Dataset rows
==================================================

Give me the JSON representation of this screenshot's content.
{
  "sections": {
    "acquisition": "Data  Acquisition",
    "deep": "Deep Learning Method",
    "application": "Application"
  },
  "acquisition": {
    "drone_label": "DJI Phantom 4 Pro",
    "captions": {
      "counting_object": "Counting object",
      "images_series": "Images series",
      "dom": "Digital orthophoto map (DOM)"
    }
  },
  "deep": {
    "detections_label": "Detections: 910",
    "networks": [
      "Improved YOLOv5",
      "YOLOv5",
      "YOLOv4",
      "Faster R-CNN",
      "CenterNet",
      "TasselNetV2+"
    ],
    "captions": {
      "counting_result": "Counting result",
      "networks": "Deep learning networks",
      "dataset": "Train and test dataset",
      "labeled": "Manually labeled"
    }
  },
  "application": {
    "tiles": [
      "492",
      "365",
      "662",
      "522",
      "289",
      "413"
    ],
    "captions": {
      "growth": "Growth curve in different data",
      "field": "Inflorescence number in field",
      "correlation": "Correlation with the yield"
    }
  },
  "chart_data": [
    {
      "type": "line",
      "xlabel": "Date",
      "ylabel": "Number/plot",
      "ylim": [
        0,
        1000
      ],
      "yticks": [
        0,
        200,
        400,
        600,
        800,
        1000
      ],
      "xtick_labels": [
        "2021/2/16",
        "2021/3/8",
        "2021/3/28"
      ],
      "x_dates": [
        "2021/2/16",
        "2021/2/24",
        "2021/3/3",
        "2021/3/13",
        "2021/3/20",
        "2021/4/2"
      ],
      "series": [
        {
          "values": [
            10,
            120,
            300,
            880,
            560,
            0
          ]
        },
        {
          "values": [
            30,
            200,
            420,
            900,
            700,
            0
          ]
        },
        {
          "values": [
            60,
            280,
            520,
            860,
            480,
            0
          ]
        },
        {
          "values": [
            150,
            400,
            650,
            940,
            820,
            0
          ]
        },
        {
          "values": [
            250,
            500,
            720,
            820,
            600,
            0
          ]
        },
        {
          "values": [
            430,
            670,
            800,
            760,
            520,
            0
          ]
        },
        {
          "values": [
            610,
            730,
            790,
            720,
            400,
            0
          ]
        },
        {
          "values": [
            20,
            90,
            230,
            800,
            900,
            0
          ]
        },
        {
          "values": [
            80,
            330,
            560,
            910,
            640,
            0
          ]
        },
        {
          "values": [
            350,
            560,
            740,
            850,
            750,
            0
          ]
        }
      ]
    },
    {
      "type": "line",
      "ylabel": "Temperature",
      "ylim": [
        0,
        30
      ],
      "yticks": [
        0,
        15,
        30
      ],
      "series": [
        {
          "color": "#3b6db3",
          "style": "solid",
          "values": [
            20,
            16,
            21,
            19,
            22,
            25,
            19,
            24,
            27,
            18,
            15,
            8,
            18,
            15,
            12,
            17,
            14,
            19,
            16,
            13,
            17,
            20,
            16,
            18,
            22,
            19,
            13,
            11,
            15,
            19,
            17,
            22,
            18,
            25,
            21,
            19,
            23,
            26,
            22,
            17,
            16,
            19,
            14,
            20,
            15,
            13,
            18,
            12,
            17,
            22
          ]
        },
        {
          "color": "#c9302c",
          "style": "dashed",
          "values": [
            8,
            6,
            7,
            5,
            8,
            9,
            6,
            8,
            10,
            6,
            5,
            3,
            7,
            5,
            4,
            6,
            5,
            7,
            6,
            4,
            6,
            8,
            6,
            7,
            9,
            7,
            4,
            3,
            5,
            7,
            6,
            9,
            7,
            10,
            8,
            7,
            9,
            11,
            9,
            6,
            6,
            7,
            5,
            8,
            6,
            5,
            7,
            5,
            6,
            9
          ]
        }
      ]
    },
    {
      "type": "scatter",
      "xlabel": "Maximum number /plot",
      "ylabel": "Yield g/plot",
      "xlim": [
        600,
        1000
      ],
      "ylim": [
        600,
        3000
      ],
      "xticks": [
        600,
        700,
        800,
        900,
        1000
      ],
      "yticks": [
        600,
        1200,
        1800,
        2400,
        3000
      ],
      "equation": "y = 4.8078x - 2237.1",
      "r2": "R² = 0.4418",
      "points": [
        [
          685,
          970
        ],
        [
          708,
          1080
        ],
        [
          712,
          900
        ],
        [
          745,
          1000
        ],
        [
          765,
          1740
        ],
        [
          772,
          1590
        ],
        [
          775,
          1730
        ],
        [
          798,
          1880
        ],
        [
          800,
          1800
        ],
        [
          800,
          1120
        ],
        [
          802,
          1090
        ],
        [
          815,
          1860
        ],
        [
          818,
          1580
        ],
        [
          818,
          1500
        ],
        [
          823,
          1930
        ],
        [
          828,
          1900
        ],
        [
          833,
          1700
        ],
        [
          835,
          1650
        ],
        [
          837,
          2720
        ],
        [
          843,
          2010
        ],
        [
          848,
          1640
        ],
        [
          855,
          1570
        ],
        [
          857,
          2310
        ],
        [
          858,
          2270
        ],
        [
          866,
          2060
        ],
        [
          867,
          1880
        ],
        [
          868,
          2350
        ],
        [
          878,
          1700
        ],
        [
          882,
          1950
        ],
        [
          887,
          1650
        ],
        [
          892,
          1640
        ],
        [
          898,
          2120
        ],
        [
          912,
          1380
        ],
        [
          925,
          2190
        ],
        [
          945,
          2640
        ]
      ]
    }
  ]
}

==================================================

The exercise.
Copy out each line exactly.

Answer for this exercise.
Give me the JSON representation of this screenshot's content.
{
  "sections": {
    "acquisition": "Data  Acquisition",
    "deep": "Deep Learning Method",
    "application": "Application"
  },
  "acquisition": {
    "drone_label": "DJI Phantom 4 Pro",
    "captions": {
      "counting_object": "Counting object",
      "images_series": "Images series",
      "dom": "Digital orthophoto map (DOM)"
    }
  },
  "deep": {
    "detections_label": "Detections: 910",
    "networks": [
      "Improved YOLOv5",
      "YOLOv5",
      "YOLOv4",
      "Faster R-CNN",
      "CenterNet",
      "TasselNetV2+"
    ],
    "captions": {
      "counting_result": "Counting result",
      "networks": "Deep learning networks",
      "dataset": "Train and test dataset",
      "labeled": "Manually labeled"
    }
  },
  "application": {
    "tiles": [
      "492",
      "365",
      "662",
      "522",
      "289",
      "413"
    ],
    "captions": {
      "growth": "Growth curve in different data",
      "field": "Inflorescence number in field",
      "correlation": "Correlation with the yield"
    }
  },
  "chart_data": [
    {
      "type": "line",
      "xlabel": "Date",
      "ylabel": "Number/plot",
      "ylim": [
        0,
        1000
      ],
      "yticks": [
        0,
        200,
        400,
        600,
        800,
        1000
      ],
      "xtick_labels": [
        "2021/2/16",
        "2021/3/8",
        "2021/3/28"
      ],
      "x_dates": [
        "2021/2/16",
        "2021/2/24",
        "2021/3/3",
        "2021/3/13",
        "2021/3/20",
        "2021/4/2"
      ],
      "series": [
        {
          "values": [
            10,
            120,
            300,
            880,
            560,
            0
          ]
        },
        {
          "values": [
            30,
            200,
            420,
            900,
            700,
            0
          ]
        },
        {
          "values": [
            60,
            280,
            520,
            860,
            480,
            0
          ]
        },
        {
          "values": [
            150,
            400,
            650,
            940,
            820,
            0
          ]
        },
        {
          "values": [
            250,
            500,
            720,
            820,
            600,
            0
          ]
        },
        {
          "values": [
            430,
            670,
            800,
            760,
            520,
            0
          ]
        },
        {
          "values": [
            610,
            730,
            790,
            720,
            400,
            0
          ]
        },
        {
          "values": [
            20,
            90,
            230,
            800,
            900,
            0
          ]
        },
        {
          "values": [
            80,
            330,
            560,
            910,
            640,
            0
          ]
        },
        {
          "values": [
            350,
            560,
            740,
            850,
            750,
            0
          ]
        }
      ]
    },
    {
      "type": "line",
      "ylabel": "Temperature",
      "ylim": [
        0,
        30
      ],
      "yticks": [
        0,
        15,
        30
      ],
      "series": [
        {
          "color": "#3b6db3",
          "style": "solid",
          "values": [
            20,
            16,
            21,
            19,
            22,
            25,
            19,
            24,
            27,
            18,
            15,
            8,
            18,
            15,
            12,
            17,
            14,
            19,
            16,
            13,
            17,
            20,
            16,
            18,
            22,
            19,
            13,
            11,
            15,
            19,
            17,
            22,
            18,
            25,
            21,
            19,
            23,
            26,
            22,
            17,
            16,
            19,
            14,
            20,
            15,
            13,
            18,
            12,
            17,
            22
          ]
        },
        {
          "color": "#c9302c",
          "style": "dashed",
          "values": [
            8,
            6,
            7,
            5,
            8,
            9,
            6,
            8,
            10,
            6,
            5,
            3,
            7,
            5,
            4,
            6,
            5,
            7,
            6,
            4,
            6,
            8,
            6,
            7,
            9,
            7,
            4,
            3,
            5,
            7,
            6,
            9,
            7,
            10,
            8,
            7,
            9,
            11,
            9,
            6,
            6,
            7,
            5,
            8,
            6,
            5,
            7,
            5,
            6,
            9
          ]
        }
      ]
    },
    {
      "type": "scatter",
      "xlabel": "Maximum number /plot",
      "ylabel": "Yield g/plot",
      "xlim": [
        600,
        1000
      ],
      "ylim": [
        600,
        3000
      ],
      "xticks": [
        600,
        700,
        800,
        900,
        1000
      ],
      "yticks": [
        600,
        1200,
        1800,
        2400,
        3000
      ],
      "equation": "y = 4.8078x - 2237.1",
      "r2": "R² = 0.4418",
      "points": [
        [
          685,
          970
        ],
        [
          708,
          1080
        ],
        [
          712,
          900
        ],
        [
          745,
          1000
        ],
        [
          765,
          1740
        ],
        [
          772,
          1590
        ],
        [
          775,
          1730
        ],
        [
          798,
          1880
        ],
        [
          800,
          1800
        ],
        [
          800,
          1120
        ],
        [
          802,
          1090
        ],
        [
          815,
          1860
        ],
        [
          818,
          1580
        ],
        [
          818,
          1500
        ],
        [
          823,
          1930
        ],
        [
          828,
          1900
        ],
        [
          833,
          1700
        ],
        [
          835,
          1650
        ],
        [
          837,
          2720
        ],
        [
          843,
          2010
        ],
        [
          848,
          1640
        ],
        [
          855,
          1570
        ],
        [
          857,
          2310
        ],
        [
          858,
          2270
        ],
        [
          866,
          2060
        ],
        [
          867,
          1880
        ],
        [
          868,
          2350
        ],
        [
          878,
          1700
        ],
        [
          882,
          1950
        ],
        [
          887,
          1650
        ],
        [
          892,
          1640
        ],
        [
          898,
          2120
        ],
        [
          912,
          1380
        ],
        [
          925,
          2190
        ],
        [
          945,
          2640
        ]
      ]
    }
  ]
}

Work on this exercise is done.